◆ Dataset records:
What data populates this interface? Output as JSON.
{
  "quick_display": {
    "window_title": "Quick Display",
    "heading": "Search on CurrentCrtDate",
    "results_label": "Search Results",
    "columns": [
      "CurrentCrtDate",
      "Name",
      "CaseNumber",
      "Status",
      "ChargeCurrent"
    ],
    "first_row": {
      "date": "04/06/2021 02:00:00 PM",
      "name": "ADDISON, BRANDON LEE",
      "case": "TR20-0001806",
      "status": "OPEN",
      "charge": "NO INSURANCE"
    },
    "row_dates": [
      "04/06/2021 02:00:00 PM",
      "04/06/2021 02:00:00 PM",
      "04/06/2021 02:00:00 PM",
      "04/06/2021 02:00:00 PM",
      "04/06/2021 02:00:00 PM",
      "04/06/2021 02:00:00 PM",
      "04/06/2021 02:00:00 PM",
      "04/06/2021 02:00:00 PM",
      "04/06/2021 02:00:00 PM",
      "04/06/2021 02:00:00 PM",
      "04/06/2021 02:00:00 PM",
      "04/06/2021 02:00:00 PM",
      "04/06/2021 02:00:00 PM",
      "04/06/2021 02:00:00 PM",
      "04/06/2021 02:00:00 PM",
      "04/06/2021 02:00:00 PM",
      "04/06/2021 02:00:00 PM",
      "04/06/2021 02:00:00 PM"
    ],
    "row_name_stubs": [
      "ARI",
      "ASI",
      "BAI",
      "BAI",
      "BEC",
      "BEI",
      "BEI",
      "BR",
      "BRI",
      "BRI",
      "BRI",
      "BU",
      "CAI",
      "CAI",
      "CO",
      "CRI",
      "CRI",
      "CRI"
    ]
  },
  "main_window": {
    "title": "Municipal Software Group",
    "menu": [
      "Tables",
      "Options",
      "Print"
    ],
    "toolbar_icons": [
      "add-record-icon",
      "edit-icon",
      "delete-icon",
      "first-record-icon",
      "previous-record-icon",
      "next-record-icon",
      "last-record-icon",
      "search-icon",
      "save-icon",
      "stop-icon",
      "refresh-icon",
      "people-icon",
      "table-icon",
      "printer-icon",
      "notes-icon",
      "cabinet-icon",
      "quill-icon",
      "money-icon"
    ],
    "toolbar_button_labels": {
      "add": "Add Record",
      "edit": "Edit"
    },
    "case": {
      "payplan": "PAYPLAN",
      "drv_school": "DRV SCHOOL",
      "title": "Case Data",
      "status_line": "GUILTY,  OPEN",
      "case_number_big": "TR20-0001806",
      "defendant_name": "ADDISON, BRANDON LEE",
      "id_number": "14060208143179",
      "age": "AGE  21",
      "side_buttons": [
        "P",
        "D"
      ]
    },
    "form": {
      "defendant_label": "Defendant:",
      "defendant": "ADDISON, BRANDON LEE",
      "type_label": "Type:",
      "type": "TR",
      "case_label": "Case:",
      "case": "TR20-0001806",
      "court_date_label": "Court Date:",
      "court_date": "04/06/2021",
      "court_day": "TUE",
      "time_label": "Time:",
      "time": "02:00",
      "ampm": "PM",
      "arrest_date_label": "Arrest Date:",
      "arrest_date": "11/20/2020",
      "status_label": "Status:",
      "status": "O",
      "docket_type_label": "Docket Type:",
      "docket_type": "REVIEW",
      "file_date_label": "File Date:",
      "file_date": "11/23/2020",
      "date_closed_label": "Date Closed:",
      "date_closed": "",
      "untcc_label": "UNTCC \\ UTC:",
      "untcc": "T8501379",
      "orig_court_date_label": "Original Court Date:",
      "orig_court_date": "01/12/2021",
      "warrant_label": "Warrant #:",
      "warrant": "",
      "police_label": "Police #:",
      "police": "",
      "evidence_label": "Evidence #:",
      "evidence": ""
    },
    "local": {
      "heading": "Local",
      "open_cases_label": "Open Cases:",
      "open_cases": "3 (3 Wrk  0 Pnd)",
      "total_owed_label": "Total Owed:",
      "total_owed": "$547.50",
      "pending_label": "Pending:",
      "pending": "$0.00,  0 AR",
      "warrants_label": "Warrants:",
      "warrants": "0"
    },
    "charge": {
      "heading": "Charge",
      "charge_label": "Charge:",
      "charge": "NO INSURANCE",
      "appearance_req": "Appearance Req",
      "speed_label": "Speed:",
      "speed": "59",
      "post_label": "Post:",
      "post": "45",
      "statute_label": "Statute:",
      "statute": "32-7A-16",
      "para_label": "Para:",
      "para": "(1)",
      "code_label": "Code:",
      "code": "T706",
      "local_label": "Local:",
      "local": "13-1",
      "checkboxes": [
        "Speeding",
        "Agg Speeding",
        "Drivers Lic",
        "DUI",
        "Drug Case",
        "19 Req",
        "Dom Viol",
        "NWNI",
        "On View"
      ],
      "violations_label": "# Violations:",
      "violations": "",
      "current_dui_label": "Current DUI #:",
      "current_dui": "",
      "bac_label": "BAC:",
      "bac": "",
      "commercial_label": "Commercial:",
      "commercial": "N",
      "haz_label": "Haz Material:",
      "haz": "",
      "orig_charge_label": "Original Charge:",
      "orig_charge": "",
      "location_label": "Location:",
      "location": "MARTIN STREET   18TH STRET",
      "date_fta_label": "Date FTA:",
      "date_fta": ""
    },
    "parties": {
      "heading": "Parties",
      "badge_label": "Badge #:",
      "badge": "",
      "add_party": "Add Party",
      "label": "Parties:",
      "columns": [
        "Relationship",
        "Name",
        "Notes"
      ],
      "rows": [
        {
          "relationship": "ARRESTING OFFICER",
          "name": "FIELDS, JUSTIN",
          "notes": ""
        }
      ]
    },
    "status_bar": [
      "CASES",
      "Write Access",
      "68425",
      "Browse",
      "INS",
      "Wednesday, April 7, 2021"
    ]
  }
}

◆ GOAL:
The listing above should be transcribed in full, exactly as written.

◆ REPLY:
What data populates this interface? Output as JSON.
{
  "quick_display": {
    "window_title": "Quick Display",
    "heading": "Search on CurrentCrtDate",
    "results_label": "Search Results",
    "columns": [
      "CurrentCrtDate",
      "Name",
      "CaseNumber",
      "Status",
      "ChargeCurrent"
    ],
    "first_row": {
      "date": "04/06/2021 02:00:00 PM",
      "name": "ADDISON, BRANDON LEE",
      "case": "TR20-0001806",
      "status": "OPEN",
      "charge": "NO INSURANCE"
    },
    "row_dates": [
      "04/06/2021 02:00:00 PM",
      "04/06/2021 02:00:00 PM",
      "04/06/2021 02:00:00 PM",
      "04/06/2021 02:00:00 PM",
      "04/06/2021 02:00:00 PM",
      "04/06/2021 02:00:00 PM",
      "04/06/2021 02:00:00 PM",
      "04/06/2021 02:00:00 PM",
      "04/06/2021 02:00:00 PM",
      "04/06/2021 02:00:00 PM",
      "04/06/2021 02:00:00 PM",
      "04/06/2021 02:00:00 PM",
      "04/06/2021 02:00:00 PM",
      "04/06/2021 02:00:00 PM",
      "04/06/2021 02:00:00 PM",
      "04/06/2021 02:00:00 PM",
      "04/06/2021 02:00:00 PM",
      "04/06/2021 02:00:00 PM"
    ],
    "row_name_stubs": [
      "ARI",
      "ASI",
      "BAI",
      "BAI",
      "BEC",
      "BEI",
      "BEI",
      "BR",
      "BRI",
      "BRI",
      "BRI",
      "BU",
      "CAI",
      "CAI",
      "CO",
      "CRI",
      "CRI",
      "CRI"
    ]
  },
  "main_window": {
    "title": "Municipal Software Group",
    "menu": [
      "Tables",
      "Options",
      "Print"
    ],
    "toolbar_icons": [
      "add-record-icon",
      "edit-icon",
      "delete-icon",
      "first-record-icon",
      "previous-record-icon",
      "next-record-icon",
      "last-record-icon",
      "search-icon",
      "save-icon",
      "stop-icon",
      "refresh-icon",
      "people-icon",
      "table-icon",
      "printer-icon",
      "notes-icon",
      "cabinet-icon",
      "quill-icon",
      "money-icon"
    ],
    "toolbar_button_labels": {
      "add": "Add Record",
      "edit": "Edit"
    },
    "case": {
      "payplan": "PAYPLAN",
      "drv_school": "DRV SCHOOL",
      "title": "Case Data",
      "status_line": "GUILTY,  OPEN",
      "case_number_big": "TR20-0001806",
      "defendant_name": "ADDISON, BRANDON LEE",
      "id_number": "14060208143179",
      "age": "AGE  21",
      "side_buttons": [
        "P",
        "D"
      ]
    },
    "form": {
      "defendant_label": "Defendant:",
      "defendant": "ADDISON, BRANDON LEE",
      "type_label": "Type:",
      "type": "TR",
      "case_label": "Case:",
      "case": "TR20-0001806",
      "court_date_label": "Court Date:",
      "court_date": "04/06/2021",
      "court_day": "TUE",
      "time_label": "Time:",
      "time": "02:00",
      "ampm": "PM",
      "arrest_date_label": "Arrest Date:",
      "arrest_date": "11/20/2020",
      "status_label": "Status:",
      "status": "O",
      "docket_type_label": "Docket Type:",
      "docket_type": "REVIEW",
      "file_date_label": "File Date:",
      "file_date": "11/23/2020",
      "date_closed_label": "Date Closed:",
      "date_closed": "",
      "untcc_label": "UNTCC \\ UTC:",
      "untcc": "T8501379",
      "orig_court_date_label": "Original Court Date:",
      "orig_court_date": "01/12/2021",
      "warrant_label": "Warrant #:",
      "warrant": "",
      "police_label": "Police #:",
      "police": "",
      "evidence_label": "Evidence #:",
      "evidence": ""
    },
    "local": {
      "heading": "Local",
      "open_cases_label": "Open Cases:",
      "open_cases": "3 (3 Wrk  0 Pnd)",
      "total_owed_label": "Total Owed:",
      "total_owed": "$547.50",
      "pending_label": "Pending:",
      "pending": "$0.00,  0 AR",
      "warrants_label": "Warrants:",
      "warrants": "0"
    },
    "charge": {
      "heading": "Charge",
      "charge_label": "Charge:",
      "charge": "NO INSURANCE",
      "appearance_req": "Appearance Req",
      "speed_label": "Speed:",
      "speed": "59",
      "post_label": "Post:",
      "post": "45",
      "statute_label": "Statute:",
      "statute": "32-7A-16",
      "para_label": "Para:",
      "para": "(1)",
      "code_label": "Code:",
      "code": "T706",
      "local_label": "Local:",
      "local": "13-1",
      "checkboxes": [
        "Speeding",
        "Agg Speeding",
        "Drivers Lic",
        "DUI",
        "Drug Case",
        "19 Req",
        "Dom Viol",
        "NWNI",
        "On View"
      ],
      "violations_label": "# Violations:",
      "violations": "",
      "current_dui_label": "Current DUI #:",
      "current_dui": "",
      "bac_label": "BAC:",
      "bac": "",
      "commercial_label": "Commercial:",
      "commercial": "N",
      "haz_label": "Haz Material:",
      "haz": "",
      "orig_charge_label": "Original Charge:",
      "orig_charge": "",
      "location_label": "Location:",
      "location": "MARTIN STREET   18TH STRET",
      "date_fta_label": "Date FTA:",
      "date_fta": ""
    },
    "parties": {
      "heading": "Parties",
      "badge_label": "Badge #:",
      "badge": "",
      "add_party": "Add Party",
      "label": "Parties:",
      "columns": [
        "Relationship",
        "Name",
        "Notes"
      ],
      "rows": [
        {
          "relationship": "ARRESTING OFFICER",
          "name": "FIELDS, JUSTIN",
          "notes": ""
        }
      ]
    },
    "status_bar": [
      "CASES",
      "Write Access",
      "68425",
      "Browse",
      "INS",
      "Wednesday, April 7, 2021"
    ]
  }
}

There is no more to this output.